Directions
Each line of the material below that holds the word "occasional" needs to be copied.

Figure contents as structured data
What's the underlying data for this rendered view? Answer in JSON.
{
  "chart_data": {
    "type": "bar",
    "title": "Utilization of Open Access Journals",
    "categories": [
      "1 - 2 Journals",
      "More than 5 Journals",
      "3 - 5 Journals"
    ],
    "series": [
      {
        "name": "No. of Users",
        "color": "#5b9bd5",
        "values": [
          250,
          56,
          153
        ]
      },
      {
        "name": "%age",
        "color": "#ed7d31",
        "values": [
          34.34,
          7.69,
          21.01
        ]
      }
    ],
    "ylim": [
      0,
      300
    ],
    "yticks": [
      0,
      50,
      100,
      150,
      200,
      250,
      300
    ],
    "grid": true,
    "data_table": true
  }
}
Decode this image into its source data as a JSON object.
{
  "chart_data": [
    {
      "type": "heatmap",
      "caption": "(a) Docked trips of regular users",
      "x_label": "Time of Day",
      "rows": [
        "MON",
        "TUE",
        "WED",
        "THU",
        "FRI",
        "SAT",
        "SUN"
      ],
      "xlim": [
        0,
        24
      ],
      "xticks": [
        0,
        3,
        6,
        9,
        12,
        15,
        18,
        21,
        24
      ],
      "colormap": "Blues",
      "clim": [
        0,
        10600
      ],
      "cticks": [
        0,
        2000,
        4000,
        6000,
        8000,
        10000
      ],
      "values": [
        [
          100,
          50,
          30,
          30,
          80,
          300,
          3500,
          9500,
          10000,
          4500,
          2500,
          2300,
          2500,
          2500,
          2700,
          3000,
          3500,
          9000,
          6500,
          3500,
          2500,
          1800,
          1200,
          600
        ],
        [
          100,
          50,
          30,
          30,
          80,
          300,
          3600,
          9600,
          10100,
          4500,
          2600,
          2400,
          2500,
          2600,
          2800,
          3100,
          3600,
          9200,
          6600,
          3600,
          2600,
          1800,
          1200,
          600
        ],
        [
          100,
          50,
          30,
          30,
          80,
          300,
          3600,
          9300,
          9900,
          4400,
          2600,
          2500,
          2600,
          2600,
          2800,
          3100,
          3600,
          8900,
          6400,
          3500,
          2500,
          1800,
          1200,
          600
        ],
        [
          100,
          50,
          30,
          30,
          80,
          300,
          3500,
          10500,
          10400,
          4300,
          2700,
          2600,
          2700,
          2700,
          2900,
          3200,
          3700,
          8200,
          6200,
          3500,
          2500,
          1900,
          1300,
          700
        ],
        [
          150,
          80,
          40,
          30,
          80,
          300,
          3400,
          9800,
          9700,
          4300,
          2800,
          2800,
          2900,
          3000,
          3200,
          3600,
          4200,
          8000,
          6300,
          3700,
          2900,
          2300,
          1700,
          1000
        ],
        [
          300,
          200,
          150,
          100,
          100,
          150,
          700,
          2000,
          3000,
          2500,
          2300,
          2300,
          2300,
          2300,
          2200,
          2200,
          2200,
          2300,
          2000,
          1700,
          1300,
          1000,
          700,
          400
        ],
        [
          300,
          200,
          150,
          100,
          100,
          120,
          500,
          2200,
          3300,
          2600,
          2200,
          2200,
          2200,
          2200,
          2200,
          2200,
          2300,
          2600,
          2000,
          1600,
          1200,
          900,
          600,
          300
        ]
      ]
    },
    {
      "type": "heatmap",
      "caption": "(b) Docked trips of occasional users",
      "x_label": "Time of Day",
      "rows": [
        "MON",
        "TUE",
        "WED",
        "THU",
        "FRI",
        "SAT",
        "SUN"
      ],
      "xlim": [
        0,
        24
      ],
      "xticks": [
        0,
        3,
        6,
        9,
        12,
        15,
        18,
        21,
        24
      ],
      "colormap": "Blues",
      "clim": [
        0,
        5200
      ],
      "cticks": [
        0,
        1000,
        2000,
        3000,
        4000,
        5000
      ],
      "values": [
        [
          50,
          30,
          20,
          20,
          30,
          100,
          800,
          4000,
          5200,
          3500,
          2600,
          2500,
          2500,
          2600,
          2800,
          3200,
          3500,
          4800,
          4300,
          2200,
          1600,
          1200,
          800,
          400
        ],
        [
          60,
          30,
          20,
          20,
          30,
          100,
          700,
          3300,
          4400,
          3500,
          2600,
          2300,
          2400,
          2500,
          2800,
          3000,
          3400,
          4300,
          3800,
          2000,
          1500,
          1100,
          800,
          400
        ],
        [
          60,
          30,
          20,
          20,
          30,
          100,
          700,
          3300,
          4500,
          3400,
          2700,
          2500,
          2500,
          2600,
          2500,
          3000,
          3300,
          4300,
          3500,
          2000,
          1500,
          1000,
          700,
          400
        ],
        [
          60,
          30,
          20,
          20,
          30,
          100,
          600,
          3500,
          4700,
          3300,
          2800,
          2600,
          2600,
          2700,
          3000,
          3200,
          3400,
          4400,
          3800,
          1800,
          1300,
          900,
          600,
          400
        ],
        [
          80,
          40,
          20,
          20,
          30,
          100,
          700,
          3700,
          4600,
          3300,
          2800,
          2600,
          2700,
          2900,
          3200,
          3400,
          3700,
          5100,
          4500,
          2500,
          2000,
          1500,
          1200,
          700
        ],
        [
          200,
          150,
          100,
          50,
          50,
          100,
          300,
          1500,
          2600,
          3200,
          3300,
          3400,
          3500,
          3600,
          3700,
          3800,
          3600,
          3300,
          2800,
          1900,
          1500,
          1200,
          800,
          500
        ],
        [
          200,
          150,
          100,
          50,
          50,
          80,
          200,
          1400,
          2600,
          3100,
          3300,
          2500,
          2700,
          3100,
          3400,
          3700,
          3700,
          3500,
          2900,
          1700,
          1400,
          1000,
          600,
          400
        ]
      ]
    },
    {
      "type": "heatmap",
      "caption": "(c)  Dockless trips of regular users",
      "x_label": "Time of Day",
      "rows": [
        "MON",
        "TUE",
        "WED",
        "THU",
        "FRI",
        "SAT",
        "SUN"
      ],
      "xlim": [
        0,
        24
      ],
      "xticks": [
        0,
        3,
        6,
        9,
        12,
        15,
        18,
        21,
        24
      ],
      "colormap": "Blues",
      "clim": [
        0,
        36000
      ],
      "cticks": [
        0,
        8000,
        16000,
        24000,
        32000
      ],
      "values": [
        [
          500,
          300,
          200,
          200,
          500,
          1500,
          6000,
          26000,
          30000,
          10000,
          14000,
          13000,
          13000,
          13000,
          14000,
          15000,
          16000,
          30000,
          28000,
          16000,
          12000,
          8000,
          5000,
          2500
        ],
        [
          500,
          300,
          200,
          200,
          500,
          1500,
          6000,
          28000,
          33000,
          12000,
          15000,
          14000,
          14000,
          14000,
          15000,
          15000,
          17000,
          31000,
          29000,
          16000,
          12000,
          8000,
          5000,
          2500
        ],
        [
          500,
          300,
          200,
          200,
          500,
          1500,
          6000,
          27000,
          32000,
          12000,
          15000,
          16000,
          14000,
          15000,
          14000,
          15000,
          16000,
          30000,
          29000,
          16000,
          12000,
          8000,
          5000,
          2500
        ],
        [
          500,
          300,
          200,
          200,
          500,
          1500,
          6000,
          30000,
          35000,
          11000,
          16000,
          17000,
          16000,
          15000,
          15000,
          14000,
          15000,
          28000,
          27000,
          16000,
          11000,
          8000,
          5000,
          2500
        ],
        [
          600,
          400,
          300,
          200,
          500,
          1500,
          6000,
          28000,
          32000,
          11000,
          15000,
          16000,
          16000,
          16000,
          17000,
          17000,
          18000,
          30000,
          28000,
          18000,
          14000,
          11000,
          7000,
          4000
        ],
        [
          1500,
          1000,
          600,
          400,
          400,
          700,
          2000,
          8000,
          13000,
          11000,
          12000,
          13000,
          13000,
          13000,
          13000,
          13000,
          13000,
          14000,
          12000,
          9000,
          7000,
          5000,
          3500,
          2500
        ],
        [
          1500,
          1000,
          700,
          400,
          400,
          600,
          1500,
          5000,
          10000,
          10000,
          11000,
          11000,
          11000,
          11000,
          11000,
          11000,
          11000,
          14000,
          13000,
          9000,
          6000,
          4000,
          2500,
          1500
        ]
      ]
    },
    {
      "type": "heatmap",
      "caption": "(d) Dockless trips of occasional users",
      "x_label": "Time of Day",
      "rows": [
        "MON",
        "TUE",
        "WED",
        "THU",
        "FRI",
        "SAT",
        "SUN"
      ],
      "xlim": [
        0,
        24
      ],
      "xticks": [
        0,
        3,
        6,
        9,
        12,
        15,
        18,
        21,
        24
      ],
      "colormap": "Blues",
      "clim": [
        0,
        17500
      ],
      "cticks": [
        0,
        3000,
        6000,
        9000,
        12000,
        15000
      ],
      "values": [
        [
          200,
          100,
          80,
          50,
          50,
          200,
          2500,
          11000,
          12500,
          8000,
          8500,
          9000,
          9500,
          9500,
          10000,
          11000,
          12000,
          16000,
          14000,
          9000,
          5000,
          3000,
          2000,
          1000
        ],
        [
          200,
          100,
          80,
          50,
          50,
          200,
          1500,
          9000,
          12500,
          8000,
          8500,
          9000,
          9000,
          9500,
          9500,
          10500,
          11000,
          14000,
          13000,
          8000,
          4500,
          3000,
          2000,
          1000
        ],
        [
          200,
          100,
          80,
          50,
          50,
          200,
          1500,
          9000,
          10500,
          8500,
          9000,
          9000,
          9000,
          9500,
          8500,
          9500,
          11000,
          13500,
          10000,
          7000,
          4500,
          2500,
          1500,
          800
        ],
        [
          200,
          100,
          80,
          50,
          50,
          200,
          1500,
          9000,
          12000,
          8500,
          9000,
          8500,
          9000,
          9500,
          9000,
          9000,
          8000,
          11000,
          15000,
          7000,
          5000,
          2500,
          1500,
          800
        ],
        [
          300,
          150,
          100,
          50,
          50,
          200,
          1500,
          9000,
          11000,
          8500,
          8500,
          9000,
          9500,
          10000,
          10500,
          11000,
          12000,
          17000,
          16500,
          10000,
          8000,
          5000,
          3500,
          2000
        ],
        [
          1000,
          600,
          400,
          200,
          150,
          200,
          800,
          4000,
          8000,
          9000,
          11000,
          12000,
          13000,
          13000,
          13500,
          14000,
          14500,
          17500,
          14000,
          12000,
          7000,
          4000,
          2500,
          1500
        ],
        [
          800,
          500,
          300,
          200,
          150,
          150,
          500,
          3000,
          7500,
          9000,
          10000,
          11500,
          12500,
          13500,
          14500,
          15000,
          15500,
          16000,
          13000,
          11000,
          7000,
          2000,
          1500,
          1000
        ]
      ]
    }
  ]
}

Correct answer
      "caption": "(b) Docked trips of occasional users",
      "caption": "(d) Dockless trips of occasional users",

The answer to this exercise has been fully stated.